[Begin SUPPLIED INFORMATION]
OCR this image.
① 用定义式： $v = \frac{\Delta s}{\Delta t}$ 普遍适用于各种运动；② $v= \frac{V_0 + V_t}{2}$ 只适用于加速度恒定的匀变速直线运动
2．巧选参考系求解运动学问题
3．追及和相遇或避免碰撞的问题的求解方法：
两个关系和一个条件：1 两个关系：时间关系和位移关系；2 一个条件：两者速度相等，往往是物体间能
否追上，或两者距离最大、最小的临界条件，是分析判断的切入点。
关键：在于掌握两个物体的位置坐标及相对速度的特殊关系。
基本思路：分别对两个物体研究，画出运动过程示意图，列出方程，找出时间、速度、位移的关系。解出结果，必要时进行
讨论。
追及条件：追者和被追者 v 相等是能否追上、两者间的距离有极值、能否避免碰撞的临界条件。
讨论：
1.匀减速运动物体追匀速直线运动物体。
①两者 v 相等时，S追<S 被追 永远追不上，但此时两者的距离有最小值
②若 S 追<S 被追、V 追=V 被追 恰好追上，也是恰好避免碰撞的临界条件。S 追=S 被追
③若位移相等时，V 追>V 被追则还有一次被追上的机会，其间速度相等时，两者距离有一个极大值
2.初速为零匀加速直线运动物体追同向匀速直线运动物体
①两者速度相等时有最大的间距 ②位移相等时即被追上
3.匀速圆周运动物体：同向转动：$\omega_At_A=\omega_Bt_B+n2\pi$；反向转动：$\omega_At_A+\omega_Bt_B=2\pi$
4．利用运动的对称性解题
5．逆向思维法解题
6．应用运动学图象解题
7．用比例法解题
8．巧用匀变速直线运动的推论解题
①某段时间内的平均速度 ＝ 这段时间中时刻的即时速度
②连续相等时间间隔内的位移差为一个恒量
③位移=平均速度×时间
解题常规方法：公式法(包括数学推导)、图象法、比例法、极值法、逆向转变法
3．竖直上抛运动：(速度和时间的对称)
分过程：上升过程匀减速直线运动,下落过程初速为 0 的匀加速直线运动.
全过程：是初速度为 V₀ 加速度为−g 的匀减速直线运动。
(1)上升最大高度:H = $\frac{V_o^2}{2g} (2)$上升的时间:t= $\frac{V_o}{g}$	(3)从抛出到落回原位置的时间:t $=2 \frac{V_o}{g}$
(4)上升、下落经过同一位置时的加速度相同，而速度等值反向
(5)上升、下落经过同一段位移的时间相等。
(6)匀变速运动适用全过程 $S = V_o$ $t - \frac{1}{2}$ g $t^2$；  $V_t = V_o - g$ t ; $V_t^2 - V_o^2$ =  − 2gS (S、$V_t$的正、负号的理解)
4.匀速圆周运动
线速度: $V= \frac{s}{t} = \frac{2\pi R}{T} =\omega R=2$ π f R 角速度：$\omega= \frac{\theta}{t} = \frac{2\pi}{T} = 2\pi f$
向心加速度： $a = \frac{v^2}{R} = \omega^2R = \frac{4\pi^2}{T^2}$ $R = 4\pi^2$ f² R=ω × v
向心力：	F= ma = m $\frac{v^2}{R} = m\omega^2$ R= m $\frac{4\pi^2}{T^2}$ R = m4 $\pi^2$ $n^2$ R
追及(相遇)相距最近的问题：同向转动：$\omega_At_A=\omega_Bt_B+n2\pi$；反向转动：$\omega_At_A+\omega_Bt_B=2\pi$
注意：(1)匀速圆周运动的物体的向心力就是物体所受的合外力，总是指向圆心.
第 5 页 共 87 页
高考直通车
[End SUPPLIED INFORMATION]
WHAT NEEDS TO BE DONE — Scan the records for the string "同向转动". Copy each line in which it appears.

TASK RESULT —
3.匀速圆周运动物体：同向转动：$\omega_At_A=\omega_Bt_B+n2\pi$；反向转动：$\omega_At_A+\omega_Bt_B=2\pi$
追及(相遇)相距最近的问题：同向转动：$\omega_At_A=\omega_Bt_B+n2\pi$；反向转动：$\omega_At_A+\omega_Bt_B=2\pi$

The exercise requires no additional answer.